Given problem: Pull out every line below holding the word "messaging".
## BEGIN Input for this task
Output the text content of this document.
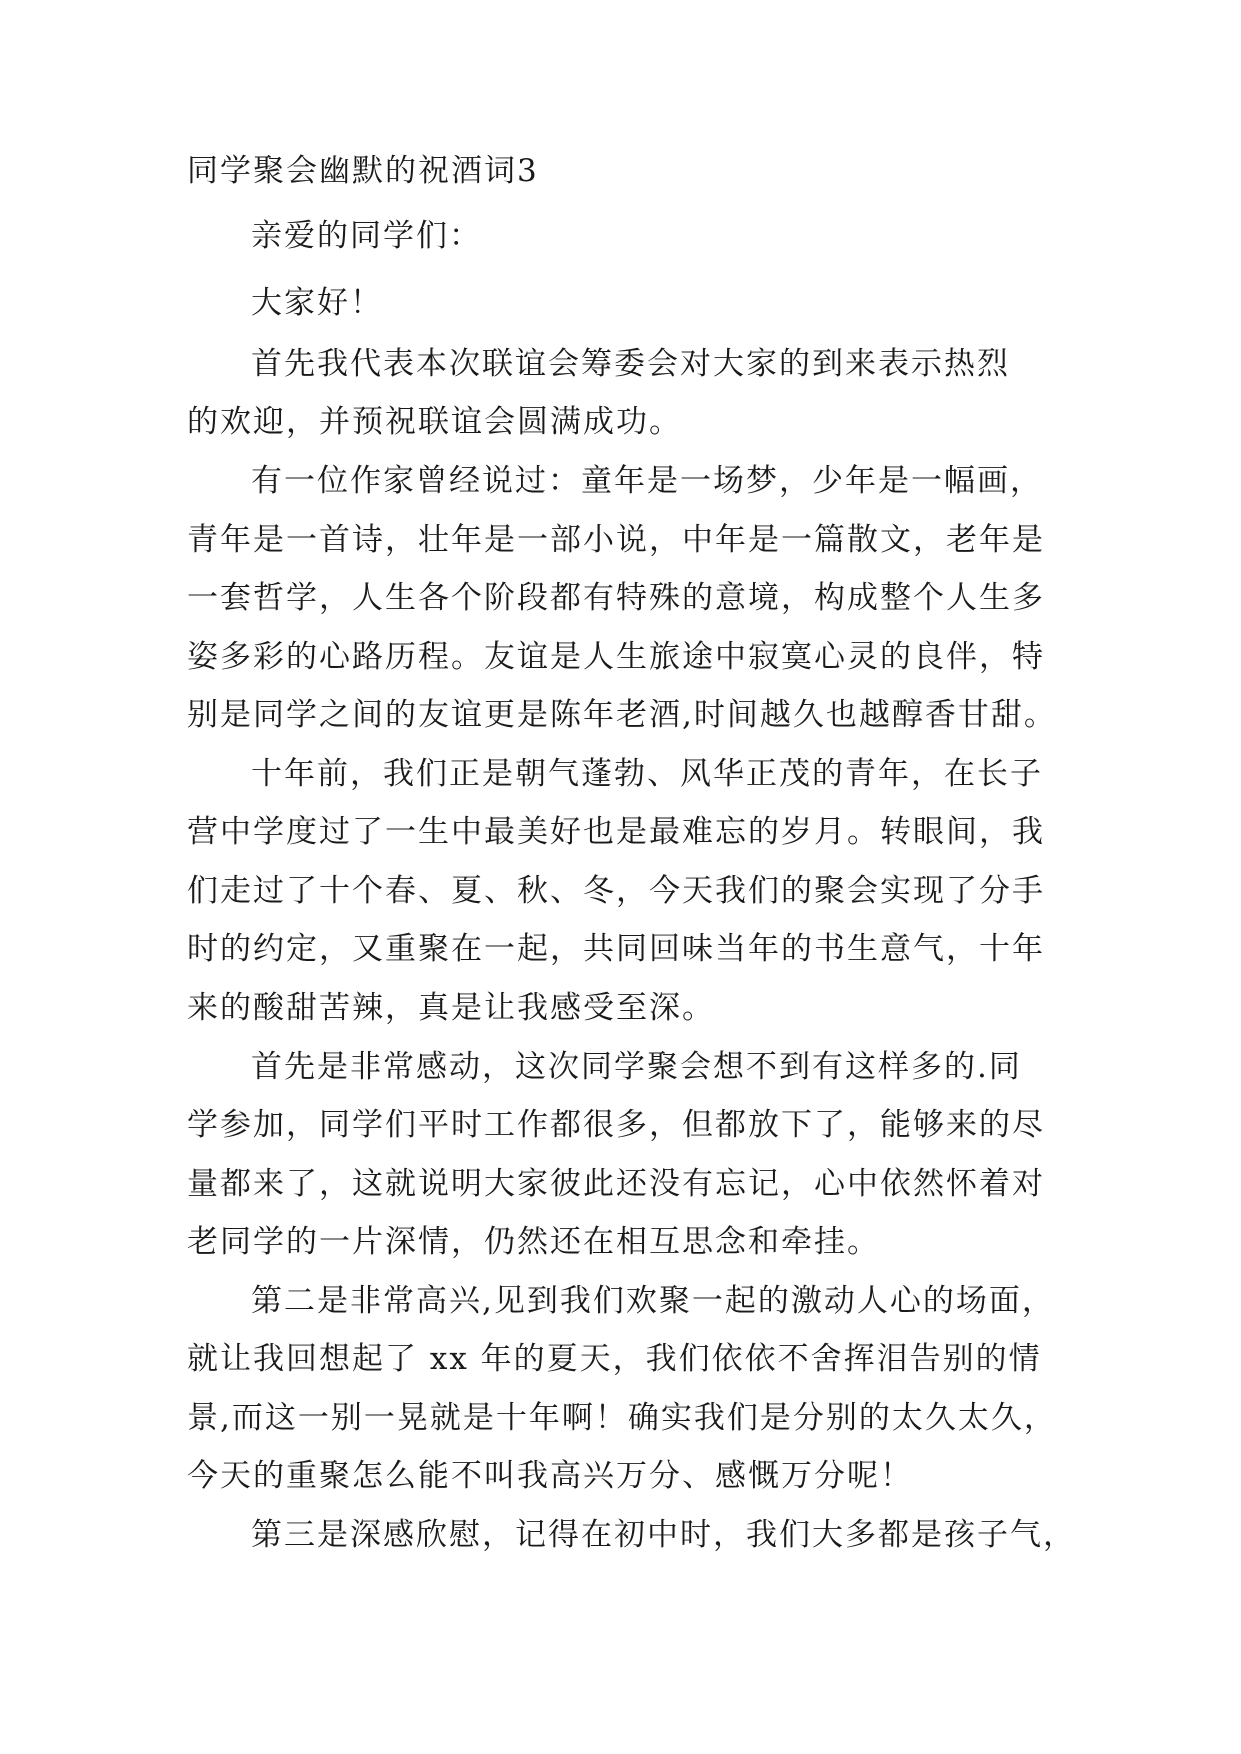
同学聚会幽默的祝酒词3
亲爱的同学们：
大家好！
首先我代表本次联谊会筹委会对大家的到来表示热烈
的欢迎，并预祝联谊会圆满成功。
有一位作家曾经说过：童年是一场梦，少年是一幅画，
青年是一首诗，壮年是一部小说，中年是一篇散文，老年是
一套哲学，人生各个阶段都有特殊的意境，构成整个人生多
姿多彩的心路历程。友谊是人生旅途中寂寞心灵的良伴，特
别是同学之间的友谊更是陈年老酒,时间越久也越醇香甘甜。
十年前，我们正是朝气蓬勃、风华正茂的青年，在长子
营中学度过了一生中最美好也是最难忘的岁月。转眼间，我
们走过了十个春、夏、秋、冬，今天我们的聚会实现了分手
时的约定，又重聚在一起，共同回味当年的书生意气，十年
来的酸甜苦辣，真是让我感受至深。
首先是非常感动，这次同学聚会想不到有这样多的.同
学参加，同学们平时工作都很多，但都放下了，能够来的尽
量都来了，这就说明大家彼此还没有忘记，心中依然怀着对
老同学的一片深情，仍然还在相互思念和牵挂。
第二是非常高兴,见到我们欢聚一起的激动人心的场面，
就让我回想起了 xx 年的夏天，我们依依不舍挥泪告别的情
景,而这一别一晃就是十年啊！确实我们是分别的太久太久，
今天的重聚怎么能不叫我高兴万分、感慨万分呢！
第三是深感欣慰，记得在初中时，我们大多都是孩子气，
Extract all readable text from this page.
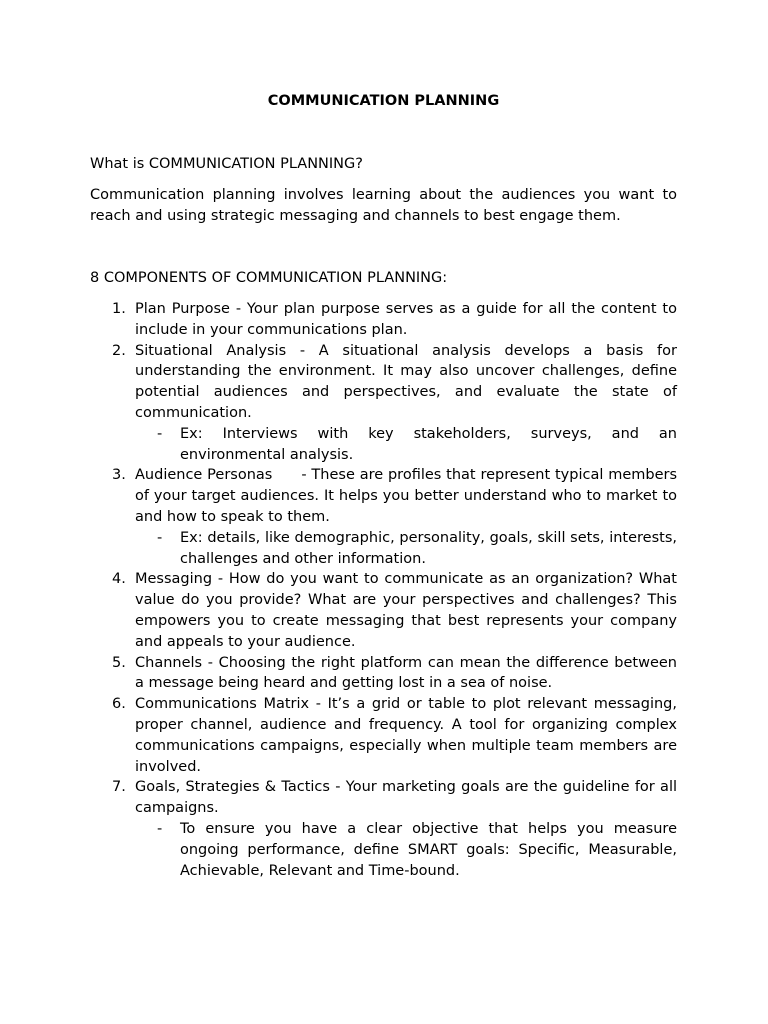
COMMUNICATION PLANNING

What is COMMUNICATION PLANNING?

Communication planning involves learning about the audiences you want to reach and using strategic messaging and channels to best engage them.

8 COMPONENTS OF COMMUNICATION PLANNING:

1. Plan Purpose - Your plan purpose serves as a guide for all the content to include in your communications plan.
2. Situational Analysis - A situational analysis develops a basis for understanding the environment. It may also uncover challenges, define potential audiences and perspectives, and evaluate the state of communication.
- Ex: Interviews with key stakeholders, surveys, and an environmental analysis.
3. Audience Personas      - These are profiles that represent typical members of your target audiences. It helps you better understand who to market to and how to speak to them.
- Ex: details, like demographic, personality, goals, skill sets, interests, challenges and other information.
4. Messaging - How do you want to communicate as an organization? What value do you provide? What are your perspectives and challenges? This empowers you to create messaging that best represents your company and appeals to your audience.
5. Channels - Choosing the right platform can mean the difference between a message being heard and getting lost in a sea of noise.
6. Communications Matrix - It’s a grid or table to plot relevant messaging, proper channel, audience and frequency. A tool for organizing complex communications campaigns, especially when multiple team members are involved.
7. Goals, Strategies & Tactics - Your marketing goals are the guideline for all campaigns.
- To ensure you have a clear objective that helps you measure ongoing performance, define SMART goals: Specific, Measurable, Achievable, Relevant and Time-bound.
## END Input for this task
Task answer:
Communication planning involves learning about the audiences you want to reach and using strategic messaging and channels to best engage them.
4. Messaging - How do you want to communicate as an organization? What value do you provide? What are your perspectives and challenges? This empowers you to create messaging that best represents your company and appeals to your audience.
6. Communications Matrix - It’s a grid or table to plot relevant messaging, proper channel, audience and frequency. A tool for organizing complex communications campaigns, especially when multiple team members are involved.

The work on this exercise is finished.